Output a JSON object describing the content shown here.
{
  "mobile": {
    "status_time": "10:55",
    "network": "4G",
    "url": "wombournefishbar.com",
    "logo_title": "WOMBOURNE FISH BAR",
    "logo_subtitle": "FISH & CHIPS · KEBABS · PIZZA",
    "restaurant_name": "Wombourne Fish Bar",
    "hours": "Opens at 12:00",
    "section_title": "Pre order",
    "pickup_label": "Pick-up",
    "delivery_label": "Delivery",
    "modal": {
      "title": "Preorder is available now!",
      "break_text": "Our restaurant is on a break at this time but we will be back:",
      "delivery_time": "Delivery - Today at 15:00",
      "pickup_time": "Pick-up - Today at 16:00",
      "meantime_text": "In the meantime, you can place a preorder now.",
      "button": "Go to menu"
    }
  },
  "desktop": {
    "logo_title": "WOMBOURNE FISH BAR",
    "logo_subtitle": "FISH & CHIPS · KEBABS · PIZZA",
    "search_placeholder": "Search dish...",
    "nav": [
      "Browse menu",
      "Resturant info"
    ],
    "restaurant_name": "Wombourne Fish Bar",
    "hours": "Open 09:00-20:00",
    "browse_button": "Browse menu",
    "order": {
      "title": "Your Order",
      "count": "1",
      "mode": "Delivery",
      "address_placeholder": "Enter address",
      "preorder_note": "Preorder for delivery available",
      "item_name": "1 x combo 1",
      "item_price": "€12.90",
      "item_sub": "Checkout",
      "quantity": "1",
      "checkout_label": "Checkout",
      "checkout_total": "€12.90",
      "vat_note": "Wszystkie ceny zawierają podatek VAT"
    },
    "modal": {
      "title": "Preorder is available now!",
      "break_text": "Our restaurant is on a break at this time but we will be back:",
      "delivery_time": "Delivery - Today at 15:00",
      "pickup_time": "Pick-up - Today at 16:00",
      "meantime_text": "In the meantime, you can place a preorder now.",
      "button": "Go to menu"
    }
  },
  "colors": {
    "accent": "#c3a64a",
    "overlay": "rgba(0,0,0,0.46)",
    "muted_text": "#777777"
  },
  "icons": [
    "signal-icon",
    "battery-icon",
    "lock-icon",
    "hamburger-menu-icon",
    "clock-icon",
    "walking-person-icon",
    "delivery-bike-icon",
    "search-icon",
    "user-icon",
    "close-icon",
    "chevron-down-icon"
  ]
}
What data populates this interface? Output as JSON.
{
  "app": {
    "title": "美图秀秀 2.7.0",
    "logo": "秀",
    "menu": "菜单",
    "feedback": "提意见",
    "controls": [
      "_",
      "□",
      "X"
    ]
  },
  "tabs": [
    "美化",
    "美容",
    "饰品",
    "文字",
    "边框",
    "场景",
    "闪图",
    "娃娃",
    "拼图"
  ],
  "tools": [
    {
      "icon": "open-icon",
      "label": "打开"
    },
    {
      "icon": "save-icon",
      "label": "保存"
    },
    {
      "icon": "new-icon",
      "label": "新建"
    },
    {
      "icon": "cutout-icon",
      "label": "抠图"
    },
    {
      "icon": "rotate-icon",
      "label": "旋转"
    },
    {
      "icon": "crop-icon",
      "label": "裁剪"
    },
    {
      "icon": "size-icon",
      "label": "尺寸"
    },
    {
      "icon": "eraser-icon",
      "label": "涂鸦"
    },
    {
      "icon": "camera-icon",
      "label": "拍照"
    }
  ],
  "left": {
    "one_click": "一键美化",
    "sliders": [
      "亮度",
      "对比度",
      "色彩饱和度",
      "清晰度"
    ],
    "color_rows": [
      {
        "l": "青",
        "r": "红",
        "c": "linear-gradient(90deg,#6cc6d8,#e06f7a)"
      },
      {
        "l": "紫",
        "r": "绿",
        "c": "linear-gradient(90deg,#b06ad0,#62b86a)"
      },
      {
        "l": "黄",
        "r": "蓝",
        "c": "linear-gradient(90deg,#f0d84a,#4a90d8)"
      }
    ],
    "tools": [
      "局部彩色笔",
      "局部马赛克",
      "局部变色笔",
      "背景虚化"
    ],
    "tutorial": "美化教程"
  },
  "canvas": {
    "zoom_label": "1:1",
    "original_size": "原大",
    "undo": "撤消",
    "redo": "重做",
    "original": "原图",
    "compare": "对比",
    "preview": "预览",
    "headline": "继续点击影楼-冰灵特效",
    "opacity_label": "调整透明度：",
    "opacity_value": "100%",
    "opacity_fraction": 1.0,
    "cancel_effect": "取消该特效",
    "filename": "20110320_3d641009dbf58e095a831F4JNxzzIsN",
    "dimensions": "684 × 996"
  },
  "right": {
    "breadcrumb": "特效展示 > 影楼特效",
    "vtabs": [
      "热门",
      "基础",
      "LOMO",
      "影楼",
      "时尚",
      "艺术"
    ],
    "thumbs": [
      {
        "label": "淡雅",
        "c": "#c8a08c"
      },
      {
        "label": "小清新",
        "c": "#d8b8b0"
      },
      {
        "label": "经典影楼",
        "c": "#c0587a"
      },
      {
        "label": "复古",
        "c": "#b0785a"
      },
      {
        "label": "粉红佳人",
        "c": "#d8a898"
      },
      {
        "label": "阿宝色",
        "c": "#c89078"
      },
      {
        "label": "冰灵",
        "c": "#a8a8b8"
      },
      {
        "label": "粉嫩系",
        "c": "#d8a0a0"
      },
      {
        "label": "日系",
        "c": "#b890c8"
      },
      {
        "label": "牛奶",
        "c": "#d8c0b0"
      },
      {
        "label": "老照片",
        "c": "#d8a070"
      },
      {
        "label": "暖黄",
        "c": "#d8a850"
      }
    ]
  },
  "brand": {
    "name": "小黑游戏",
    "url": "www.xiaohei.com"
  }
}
_ _ _ _ _ _ _
GIVEN INSTRUCTION: Pick out every line above that contains the word "Browse" and copy it.

FINISHED ANSWER:
      "Browse menu",
    "browse_button": "Browse menu",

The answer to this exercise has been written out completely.